§ TEXT SECTION:
The user experience is in-line with modern payments: sign once and pay in the currency you hold, without the need for a separate gas token. In general, the user need not even know that a blockchain is involved, that account abstraction exists, or that MIZU is the underlying settlement token. This complete abstraction of the native token from the payments user experience is a prerequisite for mainstream retail payments at scale.

5.4 Stablecoin Issuer Revenue Sharing

MIZUHIKI routes a portion of on-chain transaction fees denominated in a given stablecoin back to that stablecoin's issuer.1

The intended effect is to encourage regulated JPY stablecoin issuance in the persistent low-rate environment. A secondary effect, beneficial to issuers, is that their issuance revenue scales with transaction volume, not solely with yield on the reserve balance.

By consequence, incumbent issuers may be energised by business plans that encourage network effects — such as payments and point incentives — similar to existing card networks today.

5.5 Implications for MIZU Token Economics

The paymaster does not weaken MIZU's role in the network. On the contrary, every stablecoin transaction on MIZUHIKI creates demand for MIZU at the settlement layer through three distinct channels.

§ INFORMATION PROVIDED:
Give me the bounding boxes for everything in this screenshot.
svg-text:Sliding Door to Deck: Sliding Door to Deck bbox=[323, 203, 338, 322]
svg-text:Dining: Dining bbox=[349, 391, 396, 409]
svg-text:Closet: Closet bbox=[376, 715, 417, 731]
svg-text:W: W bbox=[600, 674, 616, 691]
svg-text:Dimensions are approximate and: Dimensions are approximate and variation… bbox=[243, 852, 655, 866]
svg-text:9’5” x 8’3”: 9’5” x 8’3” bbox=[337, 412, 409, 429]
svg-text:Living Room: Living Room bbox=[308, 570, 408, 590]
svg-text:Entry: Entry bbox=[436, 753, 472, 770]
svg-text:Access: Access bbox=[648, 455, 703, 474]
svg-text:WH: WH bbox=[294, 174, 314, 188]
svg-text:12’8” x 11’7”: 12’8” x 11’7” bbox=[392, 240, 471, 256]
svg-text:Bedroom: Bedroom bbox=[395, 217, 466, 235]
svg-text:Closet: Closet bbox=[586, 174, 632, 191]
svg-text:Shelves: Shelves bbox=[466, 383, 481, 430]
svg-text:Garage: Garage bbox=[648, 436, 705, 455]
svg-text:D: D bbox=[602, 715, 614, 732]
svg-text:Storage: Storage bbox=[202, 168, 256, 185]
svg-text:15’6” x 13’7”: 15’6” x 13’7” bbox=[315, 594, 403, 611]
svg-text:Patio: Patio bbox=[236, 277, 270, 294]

§ YOUR TASKS:
1 > Answer these questions from the text on MIZUHIKI:
(a) Which token is named as the underlying settlement token?
(b) To whom does MIZUHIKI route a portion of the on-chain transaction fees denominated in a given stablecoin?
(c) Through how many distinct channels does every stablecoin transaction on MIZUHIKI create demand for MIZU?
2 > Write the next part of the text on MIZUHIKI and MIZU token economics, picking up after its final sentence.
The rows are separate material and have no connection to the text on MIZUHIKI.

§ ANSWER SET:
1 >
(a) MIZU
(b) The issuer of that stablecoin
(c) Three

2 >
Base fees continue to burn. Every transaction, regardless of the stablecoin used at the user interface, results in MIZU being destroyed. This creates deflationary pressure on MIZU supply that is directly proportional to network activity.

Validators continue to earn in MIZU. Priority fees and validator rewards flow to validators denominated in MIZU. This preserves the staking yield that underwrites validator security and maintains the alignment between validator incentives and network activity.

Paymaster liquidity is MIZU-backed. The conversion layer between user-facing stablecoin gas and protocol-level MIZU settlement requires MIZU liquidity, provisioned by the Foundation and MIZUHIKI-approved market makers. MIZU therefore functions as the reserve asset of the network's fee market, even while end users transact exclusively in stablecoins.

The net effect is that MIZU captures value from transaction volume even when end users never hold the token directly. Holders benefit from network activity without the network's growth being gated by end-user willingness to hold a speculative asset — a trade-off that has materially constrained payment adoption on other general-purpose Layer 1 networks.

Footnotes

  1. The precise share is subject to MIZUHIKI's Foundation governance and may be parameterised by issuer tier. See Section 11 (Governance).